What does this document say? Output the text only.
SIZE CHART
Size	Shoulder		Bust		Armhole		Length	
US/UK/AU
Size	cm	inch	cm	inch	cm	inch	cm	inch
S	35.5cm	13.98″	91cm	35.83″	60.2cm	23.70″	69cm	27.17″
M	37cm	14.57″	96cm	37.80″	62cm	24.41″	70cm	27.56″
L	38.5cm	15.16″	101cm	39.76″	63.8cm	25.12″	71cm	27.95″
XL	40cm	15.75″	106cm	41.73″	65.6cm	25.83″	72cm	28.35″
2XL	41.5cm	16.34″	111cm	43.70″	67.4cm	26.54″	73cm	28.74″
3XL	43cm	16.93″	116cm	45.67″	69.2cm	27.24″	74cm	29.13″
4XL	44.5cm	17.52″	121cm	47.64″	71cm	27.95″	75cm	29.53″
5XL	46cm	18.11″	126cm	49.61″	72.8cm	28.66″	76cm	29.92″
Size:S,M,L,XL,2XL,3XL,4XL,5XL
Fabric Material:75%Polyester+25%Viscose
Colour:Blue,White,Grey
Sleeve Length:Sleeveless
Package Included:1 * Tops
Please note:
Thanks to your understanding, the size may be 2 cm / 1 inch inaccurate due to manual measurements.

WHAT TO PRODUCE | The records above should be duplicated in full, exactly as given.

SOLUTION FOR THIS PROBLEM |
What does this document say? Output the text only.
SIZE CHART
Size	Shoulder		Bust		Armhole		Length	
US/UK/AU
Size	cm	inch	cm	inch	cm	inch	cm	inch
S	35.5cm	13.98″	91cm	35.83″	60.2cm	23.70″	69cm	27.17″
M	37cm	14.57″	96cm	37.80″	62cm	24.41″	70cm	27.56″
L	38.5cm	15.16″	101cm	39.76″	63.8cm	25.12″	71cm	27.95″
XL	40cm	15.75″	106cm	41.73″	65.6cm	25.83″	72cm	28.35″
2XL	41.5cm	16.34″	111cm	43.70″	67.4cm	26.54″	73cm	28.74″
3XL	43cm	16.93″	116cm	45.67″	69.2cm	27.24″	74cm	29.13″
4XL	44.5cm	17.52″	121cm	47.64″	71cm	27.95″	75cm	29.53″
5XL	46cm	18.11″	126cm	49.61″	72.8cm	28.66″	76cm	29.92″
Size:S,M,L,XL,2XL,3XL,4XL,5XL
Fabric Material:75%Polyester+25%Viscose
Colour:Blue,White,Grey
Sleeve Length:Sleeveless
Package Included:1 * Tops
Please note:
Thanks to your understanding, the size may be 2 cm / 1 inch inaccurate due to manual measurements.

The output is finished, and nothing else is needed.